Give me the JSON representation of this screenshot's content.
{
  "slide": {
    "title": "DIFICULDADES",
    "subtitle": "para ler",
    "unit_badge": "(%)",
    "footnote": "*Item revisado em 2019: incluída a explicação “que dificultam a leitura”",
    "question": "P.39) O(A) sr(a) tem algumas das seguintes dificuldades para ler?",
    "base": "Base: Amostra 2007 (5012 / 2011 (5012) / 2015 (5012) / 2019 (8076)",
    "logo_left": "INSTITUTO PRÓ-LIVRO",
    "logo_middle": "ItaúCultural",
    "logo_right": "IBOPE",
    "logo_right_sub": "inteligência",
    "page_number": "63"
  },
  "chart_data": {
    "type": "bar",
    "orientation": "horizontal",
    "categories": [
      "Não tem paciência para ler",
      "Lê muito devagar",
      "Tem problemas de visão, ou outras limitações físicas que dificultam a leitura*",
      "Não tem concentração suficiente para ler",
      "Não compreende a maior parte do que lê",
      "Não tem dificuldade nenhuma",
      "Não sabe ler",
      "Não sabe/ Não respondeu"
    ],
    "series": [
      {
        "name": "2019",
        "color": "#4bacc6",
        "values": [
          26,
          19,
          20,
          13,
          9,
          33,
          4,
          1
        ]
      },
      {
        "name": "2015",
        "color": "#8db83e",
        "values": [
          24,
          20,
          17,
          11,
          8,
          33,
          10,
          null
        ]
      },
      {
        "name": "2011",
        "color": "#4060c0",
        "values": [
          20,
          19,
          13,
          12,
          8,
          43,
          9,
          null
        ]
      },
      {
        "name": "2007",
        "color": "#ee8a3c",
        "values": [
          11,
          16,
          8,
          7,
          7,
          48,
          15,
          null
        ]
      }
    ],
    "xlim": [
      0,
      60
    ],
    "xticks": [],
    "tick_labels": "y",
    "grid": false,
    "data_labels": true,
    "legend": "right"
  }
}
--------
- _YOUR GOAL_:
Your task is to quote the listing above word for word.

- _RESPONSE_:
Give me the JSON representation of this screenshot's content.
{
  "slide": {
    "title": "DIFICULDADES",
    "subtitle": "para ler",
    "unit_badge": "(%)",
    "footnote": "*Item revisado em 2019: incluída a explicação “que dificultam a leitura”",
    "question": "P.39) O(A) sr(a) tem algumas das seguintes dificuldades para ler?",
    "base": "Base: Amostra 2007 (5012 / 2011 (5012) / 2015 (5012) / 2019 (8076)",
    "logo_left": "INSTITUTO PRÓ-LIVRO",
    "logo_middle": "ItaúCultural",
    "logo_right": "IBOPE",
    "logo_right_sub": "inteligência",
    "page_number": "63"
  },
  "chart_data": {
    "type": "bar",
    "orientation": "horizontal",
    "categories": [
      "Não tem paciência para ler",
      "Lê muito devagar",
      "Tem problemas de visão, ou outras limitações físicas que dificultam a leitura*",
      "Não tem concentração suficiente para ler",
      "Não compreende a maior parte do que lê",
      "Não tem dificuldade nenhuma",
      "Não sabe ler",
      "Não sabe/ Não respondeu"
    ],
    "series": [
      {
        "name": "2019",
        "color": "#4bacc6",
        "values": [
          26,
          19,
          20,
          13,
          9,
          33,
          4,
          1
        ]
      },
      {
        "name": "2015",
        "color": "#8db83e",
        "values": [
          24,
          20,
          17,
          11,
          8,
          33,
          10,
          null
        ]
      },
      {
        "name": "2011",
        "color": "#4060c0",
        "values": [
          20,
          19,
          13,
          12,
          8,
          43,
          9,
          null
        ]
      },
      {
        "name": "2007",
        "color": "#ee8a3c",
        "values": [
          11,
          16,
          8,
          7,
          7,
          48,
          15,
          null
        ]
      }
    ],
    "xlim": [
      0,
      60
    ],
    "xticks": [],
    "tick_labels": "y",
    "grid": false,
    "data_labels": true,
    "legend": "right"
  }
}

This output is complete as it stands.